REQUIRED TASK: All entries should be output exactly as they stand.

RECORDS PROVIDED:
□ □ □

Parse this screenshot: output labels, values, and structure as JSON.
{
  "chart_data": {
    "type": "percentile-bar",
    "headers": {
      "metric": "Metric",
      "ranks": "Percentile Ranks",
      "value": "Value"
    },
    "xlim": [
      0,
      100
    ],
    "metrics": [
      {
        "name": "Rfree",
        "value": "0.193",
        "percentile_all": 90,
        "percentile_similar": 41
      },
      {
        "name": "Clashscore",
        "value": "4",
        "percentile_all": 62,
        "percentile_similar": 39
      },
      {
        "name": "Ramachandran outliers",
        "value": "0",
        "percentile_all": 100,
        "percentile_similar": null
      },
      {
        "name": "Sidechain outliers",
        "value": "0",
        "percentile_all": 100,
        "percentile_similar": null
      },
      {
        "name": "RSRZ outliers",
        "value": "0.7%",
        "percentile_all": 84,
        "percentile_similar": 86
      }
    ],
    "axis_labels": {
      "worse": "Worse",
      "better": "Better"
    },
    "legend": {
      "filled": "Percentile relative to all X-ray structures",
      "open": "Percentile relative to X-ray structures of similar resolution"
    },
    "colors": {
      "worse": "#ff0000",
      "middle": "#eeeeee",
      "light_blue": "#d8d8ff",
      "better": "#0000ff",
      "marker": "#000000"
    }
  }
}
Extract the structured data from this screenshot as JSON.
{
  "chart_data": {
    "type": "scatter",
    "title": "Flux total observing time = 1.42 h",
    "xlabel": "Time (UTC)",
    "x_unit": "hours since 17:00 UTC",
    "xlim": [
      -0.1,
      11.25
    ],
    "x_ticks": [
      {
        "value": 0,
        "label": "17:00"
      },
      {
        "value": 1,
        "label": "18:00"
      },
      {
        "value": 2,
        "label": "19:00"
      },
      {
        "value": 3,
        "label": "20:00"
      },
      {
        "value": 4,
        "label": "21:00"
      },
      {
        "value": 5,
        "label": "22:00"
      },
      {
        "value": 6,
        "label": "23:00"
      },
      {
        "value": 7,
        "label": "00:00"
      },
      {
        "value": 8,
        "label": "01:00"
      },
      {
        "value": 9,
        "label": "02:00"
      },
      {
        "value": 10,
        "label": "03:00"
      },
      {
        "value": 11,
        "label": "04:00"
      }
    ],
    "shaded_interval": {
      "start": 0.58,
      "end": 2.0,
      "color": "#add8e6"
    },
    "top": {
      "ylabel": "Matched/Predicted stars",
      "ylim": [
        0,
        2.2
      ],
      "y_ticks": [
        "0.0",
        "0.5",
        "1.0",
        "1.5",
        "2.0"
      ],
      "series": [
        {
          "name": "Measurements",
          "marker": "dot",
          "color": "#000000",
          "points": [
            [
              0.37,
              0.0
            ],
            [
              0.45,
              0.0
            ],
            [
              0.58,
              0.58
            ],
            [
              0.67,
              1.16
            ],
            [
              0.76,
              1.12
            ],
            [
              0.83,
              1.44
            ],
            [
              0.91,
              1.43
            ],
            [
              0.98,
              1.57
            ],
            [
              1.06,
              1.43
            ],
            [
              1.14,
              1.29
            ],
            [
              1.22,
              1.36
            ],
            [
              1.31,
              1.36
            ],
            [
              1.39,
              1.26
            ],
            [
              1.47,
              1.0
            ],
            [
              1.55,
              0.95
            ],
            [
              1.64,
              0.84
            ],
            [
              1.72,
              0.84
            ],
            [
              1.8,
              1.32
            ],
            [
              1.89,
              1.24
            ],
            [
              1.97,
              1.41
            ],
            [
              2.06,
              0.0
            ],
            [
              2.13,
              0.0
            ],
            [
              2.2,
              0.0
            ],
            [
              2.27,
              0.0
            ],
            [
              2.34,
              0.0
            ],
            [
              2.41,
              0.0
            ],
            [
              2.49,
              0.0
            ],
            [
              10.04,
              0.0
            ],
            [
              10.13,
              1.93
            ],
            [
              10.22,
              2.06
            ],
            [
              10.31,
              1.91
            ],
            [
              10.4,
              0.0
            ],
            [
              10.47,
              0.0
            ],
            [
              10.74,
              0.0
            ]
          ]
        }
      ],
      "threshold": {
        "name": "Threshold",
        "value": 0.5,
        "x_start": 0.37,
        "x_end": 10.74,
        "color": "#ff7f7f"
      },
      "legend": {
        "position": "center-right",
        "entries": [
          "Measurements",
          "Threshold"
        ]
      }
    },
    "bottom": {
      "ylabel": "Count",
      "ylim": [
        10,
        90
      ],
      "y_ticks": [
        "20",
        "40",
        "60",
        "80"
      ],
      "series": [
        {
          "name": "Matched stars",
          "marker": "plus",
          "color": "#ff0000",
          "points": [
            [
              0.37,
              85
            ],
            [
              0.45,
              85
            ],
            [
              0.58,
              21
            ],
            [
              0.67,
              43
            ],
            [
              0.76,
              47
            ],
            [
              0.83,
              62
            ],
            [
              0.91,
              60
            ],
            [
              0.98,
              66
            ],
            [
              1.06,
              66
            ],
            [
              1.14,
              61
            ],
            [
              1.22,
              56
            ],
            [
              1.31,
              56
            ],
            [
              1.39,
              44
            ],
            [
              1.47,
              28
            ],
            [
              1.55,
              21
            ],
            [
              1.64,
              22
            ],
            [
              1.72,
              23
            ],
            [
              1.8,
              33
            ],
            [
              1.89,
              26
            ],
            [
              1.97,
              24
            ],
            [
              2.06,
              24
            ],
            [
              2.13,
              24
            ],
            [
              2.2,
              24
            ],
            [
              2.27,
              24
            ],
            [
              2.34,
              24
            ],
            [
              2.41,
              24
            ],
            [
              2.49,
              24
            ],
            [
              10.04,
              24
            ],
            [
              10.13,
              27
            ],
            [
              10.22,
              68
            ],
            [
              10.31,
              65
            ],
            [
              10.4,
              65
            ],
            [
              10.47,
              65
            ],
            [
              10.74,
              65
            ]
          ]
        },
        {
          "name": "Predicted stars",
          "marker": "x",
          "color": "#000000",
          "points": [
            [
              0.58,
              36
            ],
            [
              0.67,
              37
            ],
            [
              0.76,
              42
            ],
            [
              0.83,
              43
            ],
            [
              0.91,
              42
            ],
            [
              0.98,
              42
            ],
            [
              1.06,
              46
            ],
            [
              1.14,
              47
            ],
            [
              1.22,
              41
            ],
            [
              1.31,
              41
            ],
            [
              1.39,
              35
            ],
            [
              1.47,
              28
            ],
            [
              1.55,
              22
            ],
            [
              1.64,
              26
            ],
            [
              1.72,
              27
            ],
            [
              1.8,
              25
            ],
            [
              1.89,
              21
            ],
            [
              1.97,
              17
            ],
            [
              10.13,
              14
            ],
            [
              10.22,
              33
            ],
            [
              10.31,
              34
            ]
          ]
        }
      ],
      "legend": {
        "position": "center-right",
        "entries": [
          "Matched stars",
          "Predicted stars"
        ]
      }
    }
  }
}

□ □ □

RESULT FOR THIS EXERCISE:
Parse this screenshot: output labels, values, and structure as JSON.
{
  "chart_data": {
    "type": "percentile-bar",
    "headers": {
      "metric": "Metric",
      "ranks": "Percentile Ranks",
      "value": "Value"
    },
    "xlim": [
      0,
      100
    ],
    "metrics": [
      {
        "name": "Rfree",
        "value": "0.193",
        "percentile_all": 90,
        "percentile_similar": 41
      },
      {
        "name": "Clashscore",
        "value": "4",
        "percentile_all": 62,
        "percentile_similar": 39
      },
      {
        "name": "Ramachandran outliers",
        "value": "0",
        "percentile_all": 100,
        "percentile_similar": null
      },
      {
        "name": "Sidechain outliers",
        "value": "0",
        "percentile_all": 100,
        "percentile_similar": null
      },
      {
        "name": "RSRZ outliers",
        "value": "0.7%",
        "percentile_all": 84,
        "percentile_similar": 86
      }
    ],
    "axis_labels": {
      "worse": "Worse",
      "better": "Better"
    },
    "legend": {
      "filled": "Percentile relative to all X-ray structures",
      "open": "Percentile relative to X-ray structures of similar resolution"
    },
    "colors": {
      "worse": "#ff0000",
      "middle": "#eeeeee",
      "light_blue": "#d8d8ff",
      "better": "#0000ff",
      "marker": "#000000"
    }
  }
}
Extract the structured data from this screenshot as JSON.
{
  "chart_data": {
    "type": "scatter",
    "title": "Flux total observing time = 1.42 h",
    "xlabel": "Time (UTC)",
    "x_unit": "hours since 17:00 UTC",
    "xlim": [
      -0.1,
      11.25
    ],
    "x_ticks": [
      {
        "value": 0,
        "label": "17:00"
      },
      {
        "value": 1,
        "label": "18:00"
      },
      {
        "value": 2,
        "label": "19:00"
      },
      {
        "value": 3,
        "label": "20:00"
      },
      {
        "value": 4,
        "label": "21:00"
      },
      {
        "value": 5,
        "label": "22:00"
      },
      {
        "value": 6,
        "label": "23:00"
      },
      {
        "value": 7,
        "label": "00:00"
      },
      {
        "value": 8,
        "label": "01:00"
      },
      {
        "value": 9,
        "label": "02:00"
      },
      {
        "value": 10,
        "label": "03:00"
      },
      {
        "value": 11,
        "label": "04:00"
      }
    ],
    "shaded_interval": {
      "start": 0.58,
      "end": 2.0,
      "color": "#add8e6"
    },
    "top": {
      "ylabel": "Matched/Predicted stars",
      "ylim": [
        0,
        2.2
      ],
      "y_ticks": [
        "0.0",
        "0.5",
        "1.0",
        "1.5",
        "2.0"
      ],
      "series": [
        {
          "name": "Measurements",
          "marker": "dot",
          "color": "#000000",
          "points": [
            [
              0.37,
              0.0
            ],
            [
              0.45,
              0.0
            ],
            [
              0.58,
              0.58
            ],
            [
              0.67,
              1.16
            ],
            [
              0.76,
              1.12
            ],
            [
              0.83,
              1.44
            ],
            [
              0.91,
              1.43
            ],
            [
              0.98,
              1.57
            ],
            [
              1.06,
              1.43
            ],
            [
              1.14,
              1.29
            ],
            [
              1.22,
              1.36
            ],
            [
              1.31,
              1.36
            ],
            [
              1.39,
              1.26
            ],
            [
              1.47,
              1.0
            ],
            [
              1.55,
              0.95
            ],
            [
              1.64,
              0.84
            ],
            [
              1.72,
              0.84
            ],
            [
              1.8,
              1.32
            ],
            [
              1.89,
              1.24
            ],
            [
              1.97,
              1.41
            ],
            [
              2.06,
              0.0
            ],
            [
              2.13,
              0.0
            ],
            [
              2.2,
              0.0
            ],
            [
              2.27,
              0.0
            ],
            [
              2.34,
              0.0
            ],
            [
              2.41,
              0.0
            ],
            [
              2.49,
              0.0
            ],
            [
              10.04,
              0.0
            ],
            [
              10.13,
              1.93
            ],
            [
              10.22,
              2.06
            ],
            [
              10.31,
              1.91
            ],
            [
              10.4,
              0.0
            ],
            [
              10.47,
              0.0
            ],
            [
              10.74,
              0.0
            ]
          ]
        }
      ],
      "threshold": {
        "name": "Threshold",
        "value": 0.5,
        "x_start": 0.37,
        "x_end": 10.74,
        "color": "#ff7f7f"
      },
      "legend": {
        "position": "center-right",
        "entries": [
          "Measurements",
          "Threshold"
        ]
      }
    },
    "bottom": {
      "ylabel": "Count",
      "ylim": [
        10,
        90
      ],
      "y_ticks": [
        "20",
        "40",
        "60",
        "80"
      ],
      "series": [
        {
          "name": "Matched stars",
          "marker": "plus",
          "color": "#ff0000",
          "points": [
            [
              0.37,
              85
            ],
            [
              0.45,
              85
            ],
            [
              0.58,
              21
            ],
            [
              0.67,
              43
            ],
            [
              0.76,
              47
            ],
            [
              0.83,
              62
            ],
            [
              0.91,
              60
            ],
            [
              0.98,
              66
            ],
            [
              1.06,
              66
            ],
            [
              1.14,
              61
            ],
            [
              1.22,
              56
            ],
            [
              1.31,
              56
            ],
            [
              1.39,
              44
            ],
            [
              1.47,
              28
            ],
            [
              1.55,
              21
            ],
            [
              1.64,
              22
            ],
            [
              1.72,
              23
            ],
            [
              1.8,
              33
            ],
            [
              1.89,
              26
            ],
            [
              1.97,
              24
            ],
            [
              2.06,
              24
            ],
            [
              2.13,
              24
            ],
            [
              2.2,
              24
            ],
            [
              2.27,
              24
            ],
            [
              2.34,
              24
            ],
            [
              2.41,
              24
            ],
            [
              2.49,
              24
            ],
            [
              10.04,
              24
            ],
            [
              10.13,
              27
            ],
            [
              10.22,
              68
            ],
            [
              10.31,
              65
            ],
            [
              10.4,
              65
            ],
            [
              10.47,
              65
            ],
            [
              10.74,
              65
            ]
          ]
        },
        {
          "name": "Predicted stars",
          "marker": "x",
          "color": "#000000",
          "points": [
            [
              0.58,
              36
            ],
            [
              0.67,
              37
            ],
            [
              0.76,
              42
            ],
            [
              0.83,
              43
            ],
            [
              0.91,
              42
            ],
            [
              0.98,
              42
            ],
            [
              1.06,
              46
            ],
            [
              1.14,
              47
            ],
            [
              1.22,
              41
            ],
            [
              1.31,
              41
            ],
            [
              1.39,
              35
            ],
            [
              1.47,
              28
            ],
            [
              1.55,
              22
            ],
            [
              1.64,
              26
            ],
            [
              1.72,
              27
            ],
            [
              1.8,
              25
            ],
            [
              1.89,
              21
            ],
            [
              1.97,
              17
            ],
            [
              10.13,
              14
            ],
            [
              10.22,
              33
            ],
            [
              10.31,
              34
            ]
          ]
        }
      ],
      "legend": {
        "position": "center-right",
        "entries": [
          "Matched stars",
          "Predicted stars"
        ]
      }
    }
  }
}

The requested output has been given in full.